Input for this task:
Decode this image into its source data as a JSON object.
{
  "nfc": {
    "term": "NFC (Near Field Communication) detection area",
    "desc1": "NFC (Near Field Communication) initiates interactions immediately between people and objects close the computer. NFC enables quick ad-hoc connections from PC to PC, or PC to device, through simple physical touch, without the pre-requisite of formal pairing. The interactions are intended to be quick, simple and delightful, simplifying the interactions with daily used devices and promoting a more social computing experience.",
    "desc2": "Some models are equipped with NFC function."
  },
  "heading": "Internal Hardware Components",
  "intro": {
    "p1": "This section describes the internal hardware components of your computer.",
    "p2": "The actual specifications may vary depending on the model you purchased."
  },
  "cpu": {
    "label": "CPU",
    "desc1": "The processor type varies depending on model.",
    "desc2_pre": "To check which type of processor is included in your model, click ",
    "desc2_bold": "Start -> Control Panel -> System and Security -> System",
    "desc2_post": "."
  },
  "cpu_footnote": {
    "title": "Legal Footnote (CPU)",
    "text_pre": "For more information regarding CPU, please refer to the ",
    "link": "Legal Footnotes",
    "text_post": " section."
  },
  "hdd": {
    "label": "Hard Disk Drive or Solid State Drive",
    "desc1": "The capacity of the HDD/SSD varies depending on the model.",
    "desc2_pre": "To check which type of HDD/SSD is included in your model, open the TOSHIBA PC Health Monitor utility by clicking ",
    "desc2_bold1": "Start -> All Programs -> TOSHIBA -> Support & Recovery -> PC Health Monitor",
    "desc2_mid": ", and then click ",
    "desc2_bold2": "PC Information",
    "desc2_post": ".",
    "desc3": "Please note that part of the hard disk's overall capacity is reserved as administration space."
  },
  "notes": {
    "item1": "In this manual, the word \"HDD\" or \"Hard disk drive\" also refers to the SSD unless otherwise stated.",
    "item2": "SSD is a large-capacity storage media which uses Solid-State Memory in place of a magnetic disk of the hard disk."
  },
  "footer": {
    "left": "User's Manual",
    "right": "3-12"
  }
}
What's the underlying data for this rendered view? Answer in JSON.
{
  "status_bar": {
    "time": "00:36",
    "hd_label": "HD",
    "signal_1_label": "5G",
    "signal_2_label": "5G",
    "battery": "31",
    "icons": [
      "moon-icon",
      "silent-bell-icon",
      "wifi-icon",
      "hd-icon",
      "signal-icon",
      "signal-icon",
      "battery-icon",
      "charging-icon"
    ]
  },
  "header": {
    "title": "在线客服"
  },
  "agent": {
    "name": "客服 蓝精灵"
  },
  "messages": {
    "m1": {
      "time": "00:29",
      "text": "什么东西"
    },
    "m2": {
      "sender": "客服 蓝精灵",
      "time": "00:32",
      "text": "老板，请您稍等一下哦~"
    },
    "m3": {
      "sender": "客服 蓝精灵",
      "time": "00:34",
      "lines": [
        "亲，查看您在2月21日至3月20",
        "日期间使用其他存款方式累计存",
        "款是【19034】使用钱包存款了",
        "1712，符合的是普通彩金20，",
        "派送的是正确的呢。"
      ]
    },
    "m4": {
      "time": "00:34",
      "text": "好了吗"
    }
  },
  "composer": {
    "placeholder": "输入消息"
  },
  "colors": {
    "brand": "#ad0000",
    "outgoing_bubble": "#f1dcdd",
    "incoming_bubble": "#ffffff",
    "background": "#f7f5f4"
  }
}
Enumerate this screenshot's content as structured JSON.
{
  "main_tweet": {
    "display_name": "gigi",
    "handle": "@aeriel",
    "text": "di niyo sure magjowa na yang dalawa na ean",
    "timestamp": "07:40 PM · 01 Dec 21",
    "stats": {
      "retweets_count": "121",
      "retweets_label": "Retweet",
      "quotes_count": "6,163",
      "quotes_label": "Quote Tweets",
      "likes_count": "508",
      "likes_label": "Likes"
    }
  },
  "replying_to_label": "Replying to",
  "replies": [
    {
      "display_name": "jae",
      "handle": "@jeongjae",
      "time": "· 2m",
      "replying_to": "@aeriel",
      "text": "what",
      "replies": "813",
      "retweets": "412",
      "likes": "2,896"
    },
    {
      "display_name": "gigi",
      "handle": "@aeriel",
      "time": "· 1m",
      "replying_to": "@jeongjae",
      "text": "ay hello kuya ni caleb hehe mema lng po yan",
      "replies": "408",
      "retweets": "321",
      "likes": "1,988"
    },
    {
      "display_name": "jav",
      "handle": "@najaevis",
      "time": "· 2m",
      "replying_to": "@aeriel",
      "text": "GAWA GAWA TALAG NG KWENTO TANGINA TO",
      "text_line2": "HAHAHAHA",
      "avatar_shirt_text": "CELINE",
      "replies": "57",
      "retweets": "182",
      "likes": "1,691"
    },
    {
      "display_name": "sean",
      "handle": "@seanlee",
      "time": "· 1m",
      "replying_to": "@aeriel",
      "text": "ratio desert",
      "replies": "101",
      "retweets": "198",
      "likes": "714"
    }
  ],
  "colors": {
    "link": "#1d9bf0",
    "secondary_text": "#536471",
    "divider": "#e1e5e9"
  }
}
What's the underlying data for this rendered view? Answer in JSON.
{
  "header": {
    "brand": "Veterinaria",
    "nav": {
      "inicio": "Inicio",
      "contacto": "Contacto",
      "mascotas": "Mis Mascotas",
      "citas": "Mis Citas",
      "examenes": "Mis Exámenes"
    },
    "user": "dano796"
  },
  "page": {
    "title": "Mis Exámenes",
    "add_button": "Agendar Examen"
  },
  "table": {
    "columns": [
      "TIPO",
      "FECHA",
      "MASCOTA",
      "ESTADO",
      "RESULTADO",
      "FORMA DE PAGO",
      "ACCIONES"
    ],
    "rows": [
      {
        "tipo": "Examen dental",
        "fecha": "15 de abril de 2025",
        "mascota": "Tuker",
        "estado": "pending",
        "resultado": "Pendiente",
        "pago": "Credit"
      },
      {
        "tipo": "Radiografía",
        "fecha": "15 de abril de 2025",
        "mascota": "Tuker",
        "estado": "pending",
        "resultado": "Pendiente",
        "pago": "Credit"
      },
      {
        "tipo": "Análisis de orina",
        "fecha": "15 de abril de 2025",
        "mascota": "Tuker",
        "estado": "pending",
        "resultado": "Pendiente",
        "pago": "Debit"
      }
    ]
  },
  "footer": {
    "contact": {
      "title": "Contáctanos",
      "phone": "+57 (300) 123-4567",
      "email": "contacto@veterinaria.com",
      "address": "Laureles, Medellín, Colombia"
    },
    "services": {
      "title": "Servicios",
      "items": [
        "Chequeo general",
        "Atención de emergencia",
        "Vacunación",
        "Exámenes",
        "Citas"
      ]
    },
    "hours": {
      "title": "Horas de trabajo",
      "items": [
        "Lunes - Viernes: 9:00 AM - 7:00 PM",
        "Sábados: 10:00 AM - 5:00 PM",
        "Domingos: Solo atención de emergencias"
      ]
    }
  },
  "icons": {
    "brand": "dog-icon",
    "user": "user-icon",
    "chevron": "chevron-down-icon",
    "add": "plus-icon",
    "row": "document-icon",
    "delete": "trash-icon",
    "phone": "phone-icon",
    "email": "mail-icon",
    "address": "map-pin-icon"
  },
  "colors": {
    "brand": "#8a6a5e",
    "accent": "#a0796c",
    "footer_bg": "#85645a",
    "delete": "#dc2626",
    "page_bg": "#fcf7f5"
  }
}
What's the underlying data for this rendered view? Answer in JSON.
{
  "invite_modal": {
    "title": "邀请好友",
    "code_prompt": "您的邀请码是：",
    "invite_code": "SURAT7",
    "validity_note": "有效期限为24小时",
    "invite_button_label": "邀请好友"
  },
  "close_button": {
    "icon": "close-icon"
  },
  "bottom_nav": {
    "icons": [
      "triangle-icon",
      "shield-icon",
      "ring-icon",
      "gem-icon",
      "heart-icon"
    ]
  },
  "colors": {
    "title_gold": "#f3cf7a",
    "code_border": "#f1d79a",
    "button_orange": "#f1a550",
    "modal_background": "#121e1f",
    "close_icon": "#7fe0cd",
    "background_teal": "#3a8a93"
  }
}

Required work: From the data above, pick out each line containing "depending" and copy it.

Exercise response:
    "p2": "The actual specifications may vary depending on the model you purchased."
    "desc1": "The processor type varies depending on model.",
    "desc1": "The capacity of the HDD/SSD varies depending on the model.",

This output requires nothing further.